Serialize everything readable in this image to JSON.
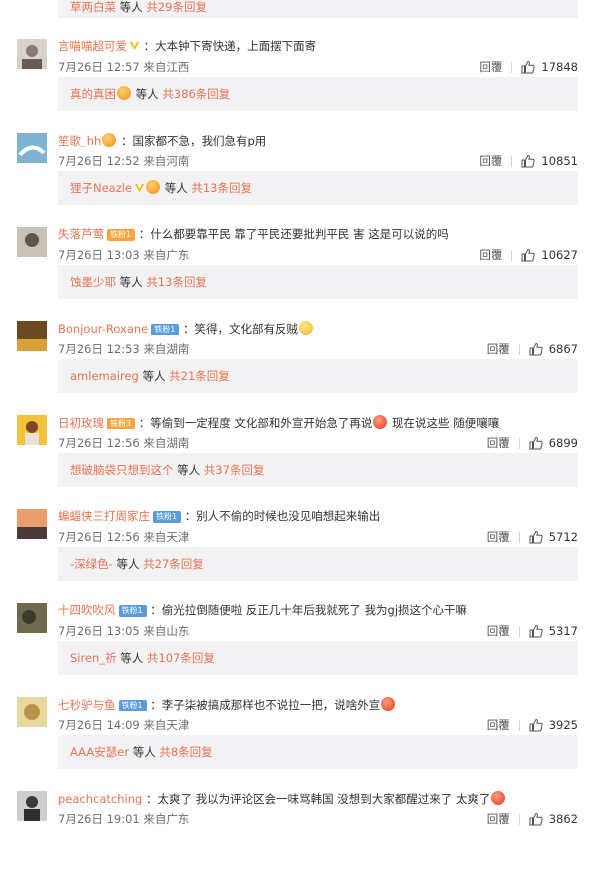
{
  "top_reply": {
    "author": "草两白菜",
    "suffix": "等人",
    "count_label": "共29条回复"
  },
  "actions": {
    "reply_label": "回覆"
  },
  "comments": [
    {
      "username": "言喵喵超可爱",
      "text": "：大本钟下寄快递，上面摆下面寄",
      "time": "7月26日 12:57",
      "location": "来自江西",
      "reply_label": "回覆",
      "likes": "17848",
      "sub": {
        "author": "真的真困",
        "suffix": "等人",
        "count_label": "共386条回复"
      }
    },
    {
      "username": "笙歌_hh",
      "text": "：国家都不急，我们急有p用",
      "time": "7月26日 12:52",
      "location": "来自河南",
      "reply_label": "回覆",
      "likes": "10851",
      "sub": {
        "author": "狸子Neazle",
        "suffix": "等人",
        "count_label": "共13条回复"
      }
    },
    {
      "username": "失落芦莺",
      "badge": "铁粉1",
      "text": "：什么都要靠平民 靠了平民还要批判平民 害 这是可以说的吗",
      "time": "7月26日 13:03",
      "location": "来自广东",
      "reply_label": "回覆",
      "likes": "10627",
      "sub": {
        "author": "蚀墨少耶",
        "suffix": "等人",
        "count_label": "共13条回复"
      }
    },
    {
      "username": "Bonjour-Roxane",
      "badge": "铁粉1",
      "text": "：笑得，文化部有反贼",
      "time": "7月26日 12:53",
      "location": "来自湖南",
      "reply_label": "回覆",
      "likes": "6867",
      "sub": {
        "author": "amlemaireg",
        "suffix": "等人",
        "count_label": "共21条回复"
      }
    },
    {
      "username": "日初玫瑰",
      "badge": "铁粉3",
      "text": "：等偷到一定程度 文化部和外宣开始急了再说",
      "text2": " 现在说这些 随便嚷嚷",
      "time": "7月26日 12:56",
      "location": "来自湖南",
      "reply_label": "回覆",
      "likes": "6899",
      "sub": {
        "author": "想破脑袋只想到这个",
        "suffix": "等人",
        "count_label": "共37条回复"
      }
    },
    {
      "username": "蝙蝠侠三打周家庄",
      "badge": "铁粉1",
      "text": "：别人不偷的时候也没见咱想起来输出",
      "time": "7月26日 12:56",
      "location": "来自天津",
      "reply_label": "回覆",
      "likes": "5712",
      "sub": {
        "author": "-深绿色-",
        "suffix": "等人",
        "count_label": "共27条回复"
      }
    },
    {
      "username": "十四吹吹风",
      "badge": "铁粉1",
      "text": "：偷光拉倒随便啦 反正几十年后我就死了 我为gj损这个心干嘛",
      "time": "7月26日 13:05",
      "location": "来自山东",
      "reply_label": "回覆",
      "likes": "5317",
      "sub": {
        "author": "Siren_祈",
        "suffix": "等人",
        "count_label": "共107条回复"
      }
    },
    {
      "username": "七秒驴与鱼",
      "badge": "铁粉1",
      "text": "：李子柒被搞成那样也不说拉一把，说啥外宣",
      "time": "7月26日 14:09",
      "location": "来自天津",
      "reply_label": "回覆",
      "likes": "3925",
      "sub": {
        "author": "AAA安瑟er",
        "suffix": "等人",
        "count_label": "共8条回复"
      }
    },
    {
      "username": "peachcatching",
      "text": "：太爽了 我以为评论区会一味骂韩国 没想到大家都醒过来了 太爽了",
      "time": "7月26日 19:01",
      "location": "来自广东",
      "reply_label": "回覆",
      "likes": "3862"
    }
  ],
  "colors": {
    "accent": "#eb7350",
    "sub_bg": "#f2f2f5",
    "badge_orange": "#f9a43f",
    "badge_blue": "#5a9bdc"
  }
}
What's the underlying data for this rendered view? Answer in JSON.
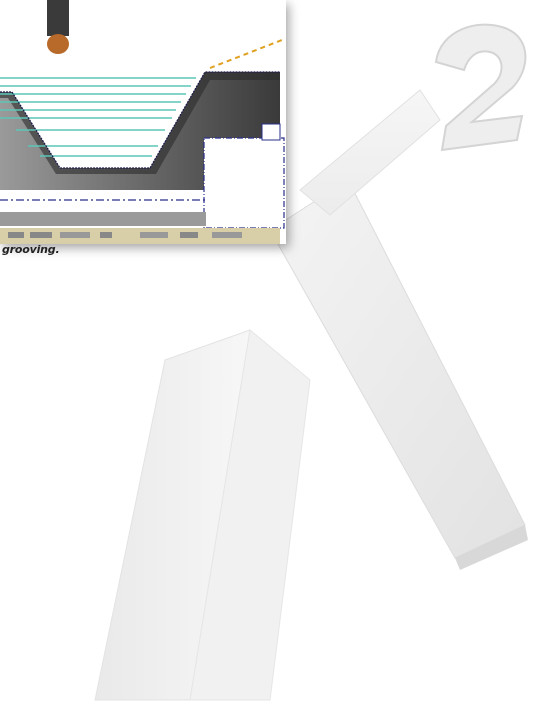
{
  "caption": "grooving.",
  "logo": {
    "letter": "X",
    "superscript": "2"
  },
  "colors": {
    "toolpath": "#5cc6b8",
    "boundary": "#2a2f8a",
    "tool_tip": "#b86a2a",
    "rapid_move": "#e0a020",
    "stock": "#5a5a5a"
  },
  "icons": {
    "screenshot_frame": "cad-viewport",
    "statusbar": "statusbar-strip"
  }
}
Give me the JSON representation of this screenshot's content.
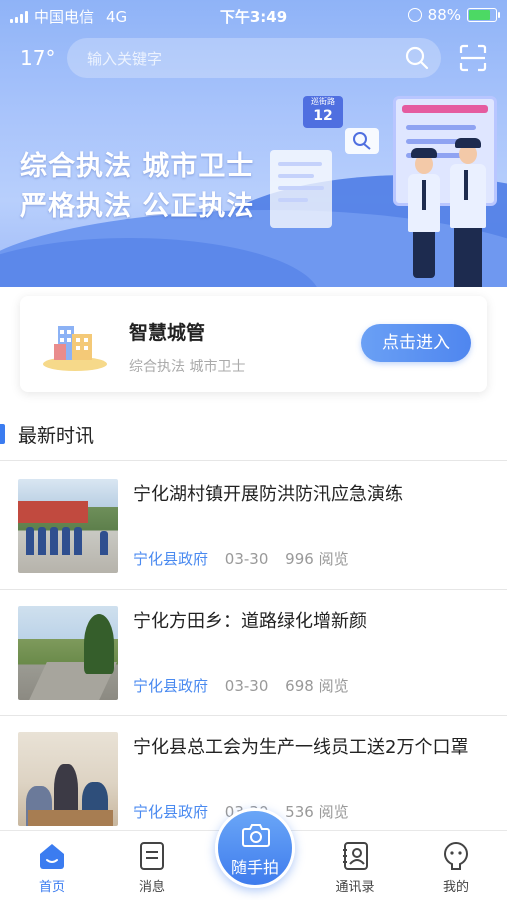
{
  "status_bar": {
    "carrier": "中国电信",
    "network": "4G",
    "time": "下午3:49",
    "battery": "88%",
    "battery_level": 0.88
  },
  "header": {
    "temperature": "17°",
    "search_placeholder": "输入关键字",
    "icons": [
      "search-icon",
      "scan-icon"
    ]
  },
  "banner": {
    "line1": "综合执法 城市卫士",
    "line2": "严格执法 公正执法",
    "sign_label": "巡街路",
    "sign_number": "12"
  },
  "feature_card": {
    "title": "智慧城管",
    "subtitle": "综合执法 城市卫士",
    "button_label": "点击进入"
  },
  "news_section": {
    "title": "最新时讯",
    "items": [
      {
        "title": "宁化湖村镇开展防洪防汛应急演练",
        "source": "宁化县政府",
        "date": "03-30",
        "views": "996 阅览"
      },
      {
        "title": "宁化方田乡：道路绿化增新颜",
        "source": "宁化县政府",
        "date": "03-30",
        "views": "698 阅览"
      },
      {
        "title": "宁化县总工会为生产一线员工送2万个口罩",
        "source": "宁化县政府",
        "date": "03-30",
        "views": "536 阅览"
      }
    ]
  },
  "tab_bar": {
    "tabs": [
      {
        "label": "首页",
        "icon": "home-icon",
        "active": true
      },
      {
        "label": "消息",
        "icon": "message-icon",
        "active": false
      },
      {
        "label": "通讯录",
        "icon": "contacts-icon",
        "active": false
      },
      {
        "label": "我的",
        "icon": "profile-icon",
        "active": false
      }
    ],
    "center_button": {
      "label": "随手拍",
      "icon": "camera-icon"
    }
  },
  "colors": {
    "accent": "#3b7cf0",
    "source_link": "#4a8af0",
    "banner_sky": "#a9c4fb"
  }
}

* Exercise instructions *
Leave out the pictures and return every record word for word.

* Response to the exercise *
Serialize everything readable in this image to JSON.
{
  "top_reply": {
    "author": "草两白菜",
    "suffix": "等人",
    "count_label": "共29条回复"
  },
  "actions": {
    "reply_label": "回覆"
  },
  "comments": [
    {
      "username": "言喵喵超可爱",
      "text": "：大本钟下寄快递，上面摆下面寄",
      "time": "7月26日 12:57",
      "location": "来自江西",
      "reply_label": "回覆",
      "likes": "17848",
      "sub": {
        "author": "真的真困",
        "suffix": "等人",
        "count_label": "共386条回复"
      }
    },
    {
      "username": "笙歌_hh",
      "text": "：国家都不急，我们急有p用",
      "time": "7月26日 12:52",
      "location": "来自河南",
      "reply_label": "回覆",
      "likes": "10851",
      "sub": {
        "author": "狸子Neazle",
        "suffix": "等人",
        "count_label": "共13条回复"
      }
    },
    {
      "username": "失落芦莺",
      "badge": "铁粉1",
      "text": "：什么都要靠平民 靠了平民还要批判平民 害 这是可以说的吗",
      "time": "7月26日 13:03",
      "location": "来自广东",
      "reply_label": "回覆",
      "likes": "10627",
      "sub": {
        "author": "蚀墨少耶",
        "suffix": "等人",
        "count_label": "共13条回复"
      }
    },
    {
      "username": "Bonjour-Roxane",
      "badge": "铁粉1",
      "text": "：笑得，文化部有反贼",
      "time": "7月26日 12:53",
      "location": "来自湖南",
      "reply_label": "回覆",
      "likes": "6867",
      "sub": {
        "author": "amlemaireg",
        "suffix": "等人",
        "count_label": "共21条回复"
      }
    },
    {
      "username": "日初玫瑰",
      "badge": "铁粉3",
      "text": "：等偷到一定程度 文化部和外宣开始急了再说",
      "text2": " 现在说这些 随便嚷嚷",
      "time": "7月26日 12:56",
      "location": "来自湖南",
      "reply_label": "回覆",
      "likes": "6899",
      "sub": {
        "author": "想破脑袋只想到这个",
        "suffix": "等人",
        "count_label": "共37条回复"
      }
    },
    {
      "username": "蝙蝠侠三打周家庄",
      "badge": "铁粉1",
      "text": "：别人不偷的时候也没见咱想起来输出",
      "time": "7月26日 12:56",
      "location": "来自天津",
      "reply_label": "回覆",
      "likes": "5712",
      "sub": {
        "author": "-深绿色-",
        "suffix": "等人",
        "count_label": "共27条回复"
      }
    },
    {
      "username": "十四吹吹风",
      "badge": "铁粉1",
      "text": "：偷光拉倒随便啦 反正几十年后我就死了 我为gj损这个心干嘛",
      "time": "7月26日 13:05",
      "location": "来自山东",
      "reply_label": "回覆",
      "likes": "5317",
      "sub": {
        "author": "Siren_祈",
        "suffix": "等人",
        "count_label": "共107条回复"
      }
    },
    {
      "username": "七秒驴与鱼",
      "badge": "铁粉1",
      "text": "：李子柒被搞成那样也不说拉一把，说啥外宣",
      "time": "7月26日 14:09",
      "location": "来自天津",
      "reply_label": "回覆",
      "likes": "3925",
      "sub": {
        "author": "AAA安瑟er",
        "suffix": "等人",
        "count_label": "共8条回复"
      }
    },
    {
      "username": "peachcatching",
      "text": "：太爽了 我以为评论区会一味骂韩国 没想到大家都醒过来了 太爽了",
      "time": "7月26日 19:01",
      "location": "来自广东",
      "reply_label": "回覆",
      "likes": "3862"
    }
  ],
  "colors": {
    "accent": "#eb7350",
    "sub_bg": "#f2f2f5",
    "badge_orange": "#f9a43f",
    "badge_blue": "#5a9bdc"
  }
}
What's the underlying data for this rendered view? Answer in JSON.
{
  "caption": "grooving.",
  "logo": {
    "letter": "X",
    "superscript": "2"
  },
  "colors": {
    "toolpath": "#5cc6b8",
    "boundary": "#2a2f8a",
    "tool_tip": "#b86a2a",
    "rapid_move": "#e0a020",
    "stock": "#5a5a5a"
  },
  "icons": {
    "screenshot_frame": "cad-viewport",
    "statusbar": "statusbar-strip"
  }
}
Give me the JSON representation of this screenshot's content.
{
  "status_bar": {
    "carrier": "中国电信",
    "network": "4G",
    "time": "下午3:49",
    "battery": "88%",
    "battery_level": 0.88
  },
  "header": {
    "temperature": "17°",
    "search_placeholder": "输入关键字",
    "icons": [
      "search-icon",
      "scan-icon"
    ]
  },
  "banner": {
    "line1": "综合执法 城市卫士",
    "line2": "严格执法 公正执法",
    "sign_label": "巡街路",
    "sign_number": "12"
  },
  "feature_card": {
    "title": "智慧城管",
    "subtitle": "综合执法 城市卫士",
    "button_label": "点击进入"
  },
  "news_section": {
    "title": "最新时讯",
    "items": [
      {
        "title": "宁化湖村镇开展防洪防汛应急演练",
        "source": "宁化县政府",
        "date": "03-30",
        "views": "996 阅览"
      },
      {
        "title": "宁化方田乡：道路绿化增新颜",
        "source": "宁化县政府",
        "date": "03-30",
        "views": "698 阅览"
      },
      {
        "title": "宁化县总工会为生产一线员工送2万个口罩",
        "source": "宁化县政府",
        "date": "03-30",
        "views": "536 阅览"
      }
    ]
  },
  "tab_bar": {
    "tabs": [
      {
        "label": "首页",
        "icon": "home-icon",
        "active": true
      },
      {
        "label": "消息",
        "icon": "message-icon",
        "active": false
      },
      {
        "label": "通讯录",
        "icon": "contacts-icon",
        "active": false
      },
      {
        "label": "我的",
        "icon": "profile-icon",
        "active": false
      }
    ],
    "center_button": {
      "label": "随手拍",
      "icon": "camera-icon"
    }
  },
  "colors": {
    "accent": "#3b7cf0",
    "source_link": "#4a8af0",
    "banner_sky": "#a9c4fb"
  }
}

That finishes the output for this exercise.